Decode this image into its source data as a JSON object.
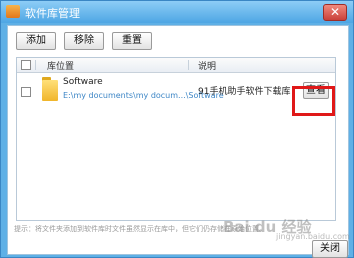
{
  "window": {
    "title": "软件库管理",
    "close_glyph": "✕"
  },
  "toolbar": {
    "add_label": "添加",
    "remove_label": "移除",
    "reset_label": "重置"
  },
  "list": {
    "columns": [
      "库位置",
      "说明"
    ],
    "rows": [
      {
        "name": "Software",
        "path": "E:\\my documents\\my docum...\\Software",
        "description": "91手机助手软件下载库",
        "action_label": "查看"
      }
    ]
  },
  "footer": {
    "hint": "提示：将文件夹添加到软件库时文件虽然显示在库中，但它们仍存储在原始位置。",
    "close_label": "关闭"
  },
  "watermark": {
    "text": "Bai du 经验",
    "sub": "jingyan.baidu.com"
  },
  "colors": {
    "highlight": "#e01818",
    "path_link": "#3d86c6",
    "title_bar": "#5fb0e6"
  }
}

**WORK TO DO**
Print the listing above in full, exactly as written. Omit any pictures.

**RESULT BELOW**
Decode this image into its source data as a JSON object.
{
  "window": {
    "title": "软件库管理",
    "close_glyph": "✕"
  },
  "toolbar": {
    "add_label": "添加",
    "remove_label": "移除",
    "reset_label": "重置"
  },
  "list": {
    "columns": [
      "库位置",
      "说明"
    ],
    "rows": [
      {
        "name": "Software",
        "path": "E:\\my documents\\my docum...\\Software",
        "description": "91手机助手软件下载库",
        "action_label": "查看"
      }
    ]
  },
  "footer": {
    "hint": "提示：将文件夹添加到软件库时文件虽然显示在库中，但它们仍存储在原始位置。",
    "close_label": "关闭"
  },
  "watermark": {
    "text": "Bai du 经验",
    "sub": "jingyan.baidu.com"
  },
  "colors": {
    "highlight": "#e01818",
    "path_link": "#3d86c6",
    "title_bar": "#5fb0e6"
  }
}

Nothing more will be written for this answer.